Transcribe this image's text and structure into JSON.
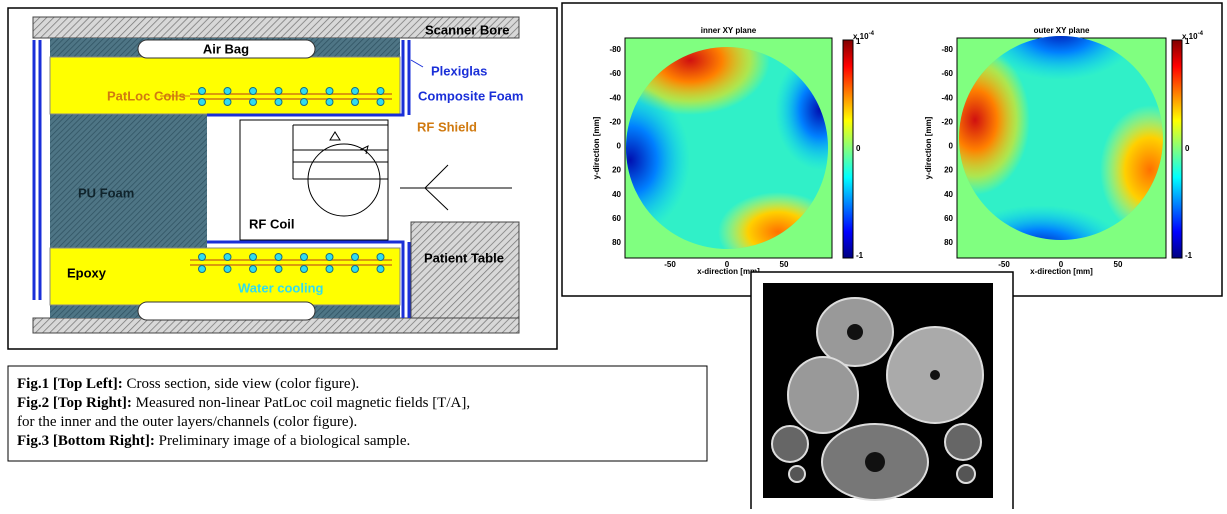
{
  "fig1": {
    "labels": {
      "scanner_bore": "Scanner Bore",
      "air_bag": "Air Bag",
      "plexiglas": "Plexiglas",
      "patloc_coils": "PatLoc Coils",
      "composite_foam": "Composite Foam",
      "rf_shield": "RF Shield",
      "pu_foam": "PU Foam",
      "rf_coil": "RF Coil",
      "patient_table": "Patient Table",
      "epoxy": "Epoxy",
      "water_cooling": "Water cooling"
    }
  },
  "fig2": {
    "panels": [
      {
        "title": "inner XY plane",
        "xlabel": "x-direction [mm]",
        "ylabel": "y-direction [mm]"
      },
      {
        "title": "outer XY plane",
        "xlabel": "x-direction [mm]",
        "ylabel": "y-direction [mm]"
      }
    ],
    "xticks": [
      -50,
      0,
      50
    ],
    "yticks": [
      -80,
      -60,
      -40,
      -20,
      0,
      20,
      40,
      60,
      80
    ],
    "colorbar": {
      "exponent_base": "x 10",
      "exponent": "-4",
      "ticks": [
        1,
        0,
        -1
      ]
    }
  },
  "caption": {
    "lines": [
      {
        "label": "Fig.1 [Top Left]:",
        "text": " Cross section, side view (color figure)."
      },
      {
        "label": "Fig.2 [Top Right]:",
        "text": " Measured non-linear PatLoc coil magnetic fields [T/A],"
      },
      {
        "text": "for the inner and the outer layers/channels (color figure)."
      },
      {
        "label": "Fig.3 [Bottom Right]:",
        "text": " Preliminary image of a biological sample."
      }
    ]
  }
}
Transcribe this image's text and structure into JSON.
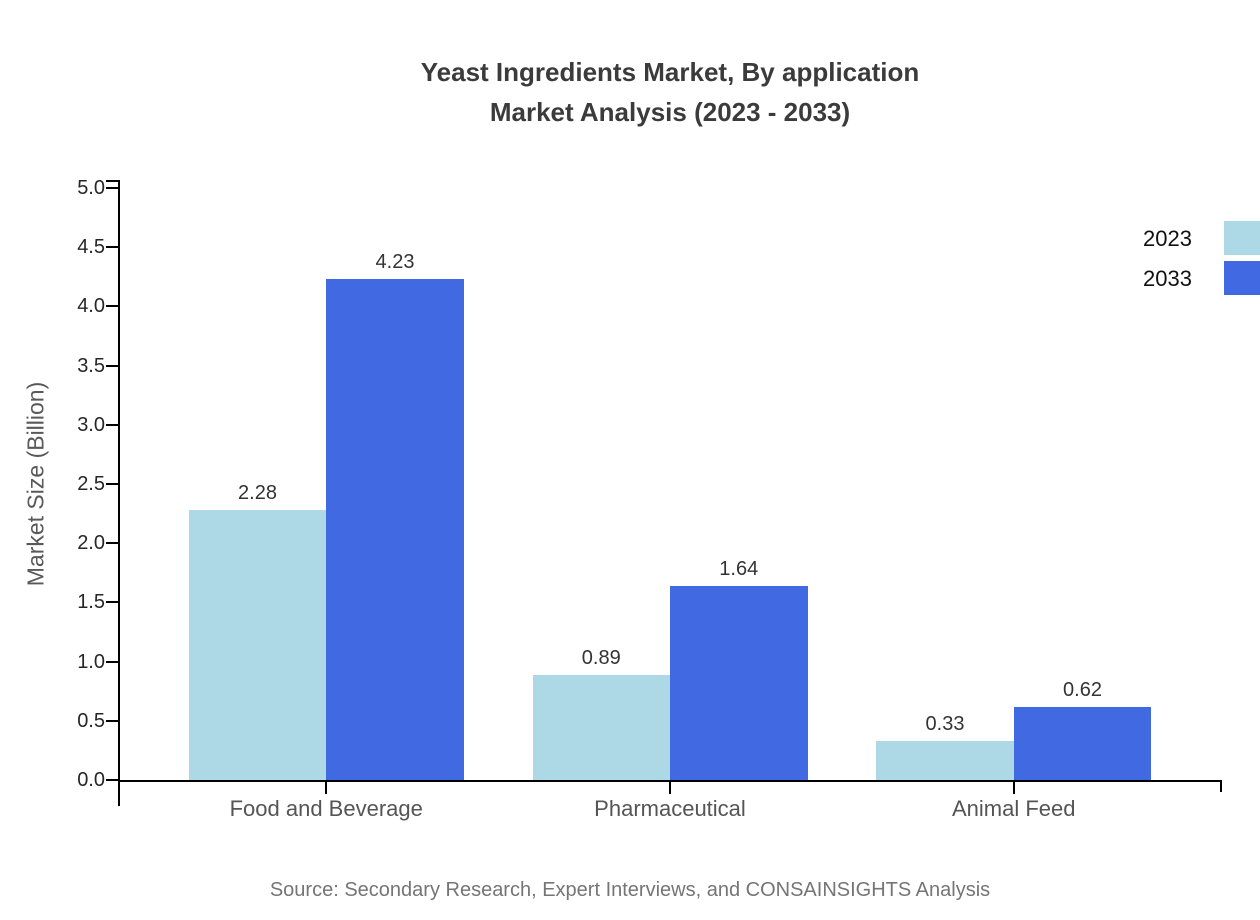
{
  "chart_data": {
    "type": "bar",
    "title_lines": [
      "Yeast Ingredients Market, By application",
      "Market Analysis (2023 - 2033)"
    ],
    "categories": [
      "Food and Beverage",
      "Pharmaceutical",
      "Animal Feed"
    ],
    "series": [
      {
        "name": "2023",
        "color": "#ADD8E6",
        "values": [
          2.28,
          0.89,
          0.33
        ]
      },
      {
        "name": "2033",
        "color": "#4169E1",
        "values": [
          4.23,
          1.64,
          0.62
        ]
      }
    ],
    "ylabel": "Market Size (Billion)",
    "xlabel": "",
    "ylim": [
      0,
      5
    ],
    "ytick_labels": [
      "0.0",
      "0.5",
      "1.0",
      "1.5",
      "2.0",
      "2.5",
      "3.0",
      "3.5",
      "4.0",
      "4.5",
      "5.0"
    ],
    "grid": false,
    "legend_position": "top-right",
    "value_labels_shown": true,
    "source_note": "Source: Secondary Research, Expert Interviews, and CONSAINSIGHTS Analysis"
  },
  "colors": {
    "series_2023": "#ADD8E6",
    "series_2033": "#4169E1",
    "axis": "#000000",
    "tick_label": "#262626",
    "category_label": "#555555",
    "axis_title": "#595959",
    "value_label": "#333333",
    "title": "#3b3b3b",
    "source": "#757575",
    "background": "#ffffff"
  }
}
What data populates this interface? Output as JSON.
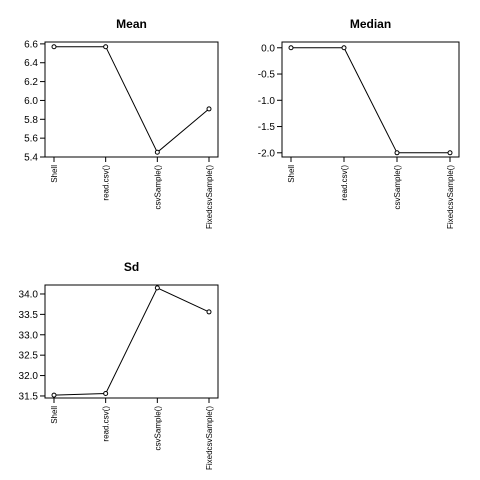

■ ■ ■ ■ ■

- [Stated goal]: Write the full listing out again with every line unchanged, but include no pictures.

- [Solution to this problem]:
Transcribe this image's text and structure into JSON.
{
  "fig1": {
    "labels": {
      "scanner_bore": "Scanner Bore",
      "air_bag": "Air Bag",
      "plexiglas": "Plexiglas",
      "patloc_coils": "PatLoc Coils",
      "composite_foam": "Composite Foam",
      "rf_shield": "RF Shield",
      "pu_foam": "PU Foam",
      "rf_coil": "RF Coil",
      "patient_table": "Patient Table",
      "epoxy": "Epoxy",
      "water_cooling": "Water cooling"
    }
  },
  "fig2": {
    "panels": [
      {
        "title": "inner XY plane",
        "xlabel": "x-direction [mm]",
        "ylabel": "y-direction [mm]"
      },
      {
        "title": "outer XY plane",
        "xlabel": "x-direction [mm]",
        "ylabel": "y-direction [mm]"
      }
    ],
    "xticks": [
      -50,
      0,
      50
    ],
    "yticks": [
      -80,
      -60,
      -40,
      -20,
      0,
      20,
      40,
      60,
      80
    ],
    "colorbar": {
      "exponent_base": "x 10",
      "exponent": "-4",
      "ticks": [
        1,
        0,
        -1
      ]
    }
  },
  "caption": {
    "lines": [
      {
        "label": "Fig.1 [Top Left]:",
        "text": " Cross section, side view (color figure)."
      },
      {
        "label": "Fig.2 [Top Right]:",
        "text": " Measured non-linear PatLoc coil magnetic fields [T/A],"
      },
      {
        "text": "for the inner and the outer layers/channels (color figure)."
      },
      {
        "label": "Fig.3 [Bottom Right]:",
        "text": " Preliminary image of a biological sample."
      }
    ]
  }
}
Transcribe this image's text and structure into JSON.
{
  "chart_data": {
    "type": "bar",
    "title_lines": [
      "Yeast Ingredients Market, By application",
      "Market Analysis (2023 - 2033)"
    ],
    "categories": [
      "Food and Beverage",
      "Pharmaceutical",
      "Animal Feed"
    ],
    "series": [
      {
        "name": "2023",
        "color": "#ADD8E6",
        "values": [
          2.28,
          0.89,
          0.33
        ]
      },
      {
        "name": "2033",
        "color": "#4169E1",
        "values": [
          4.23,
          1.64,
          0.62
        ]
      }
    ],
    "ylabel": "Market Size (Billion)",
    "xlabel": "",
    "ylim": [
      0,
      5
    ],
    "ytick_labels": [
      "0.0",
      "0.5",
      "1.0",
      "1.5",
      "2.0",
      "2.5",
      "3.0",
      "3.5",
      "4.0",
      "4.5",
      "5.0"
    ],
    "grid": false,
    "legend_position": "top-right",
    "value_labels_shown": true,
    "source_note": "Source: Secondary Research, Expert Interviews, and CONSAINSIGHTS Analysis"
  },
  "colors": {
    "series_2023": "#ADD8E6",
    "series_2033": "#4169E1",
    "axis": "#000000",
    "tick_label": "#262626",
    "category_label": "#555555",
    "axis_title": "#595959",
    "value_label": "#333333",
    "title": "#3b3b3b",
    "source": "#757575",
    "background": "#ffffff"
  }
}
What data populates this interface? Output as JSON.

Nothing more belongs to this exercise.